## BEGIN

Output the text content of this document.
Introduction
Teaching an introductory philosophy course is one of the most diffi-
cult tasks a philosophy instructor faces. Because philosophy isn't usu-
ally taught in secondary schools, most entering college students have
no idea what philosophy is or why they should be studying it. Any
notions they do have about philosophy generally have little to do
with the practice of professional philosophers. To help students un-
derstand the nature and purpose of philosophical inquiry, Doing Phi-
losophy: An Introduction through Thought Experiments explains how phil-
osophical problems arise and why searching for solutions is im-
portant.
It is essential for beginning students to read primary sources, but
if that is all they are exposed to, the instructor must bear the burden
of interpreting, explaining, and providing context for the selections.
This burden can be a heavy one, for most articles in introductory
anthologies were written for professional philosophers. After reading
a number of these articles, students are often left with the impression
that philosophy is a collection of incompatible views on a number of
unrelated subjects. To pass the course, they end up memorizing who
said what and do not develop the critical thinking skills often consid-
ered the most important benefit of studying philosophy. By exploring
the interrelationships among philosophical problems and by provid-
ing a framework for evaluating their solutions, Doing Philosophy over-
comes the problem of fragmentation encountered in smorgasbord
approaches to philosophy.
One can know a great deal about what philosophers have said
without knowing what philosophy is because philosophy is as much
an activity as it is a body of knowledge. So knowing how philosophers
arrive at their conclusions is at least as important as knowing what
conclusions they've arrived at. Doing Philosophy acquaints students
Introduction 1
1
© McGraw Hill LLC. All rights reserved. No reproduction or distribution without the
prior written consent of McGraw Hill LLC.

## END

◆ Written exercise ◆
Show all lines in the entries above where the string "that" appears.

◆ Solution below ◆
if that is all they are exposed to, the instructor must bear the burden
that philosophy is a collection of incompatible views on a number of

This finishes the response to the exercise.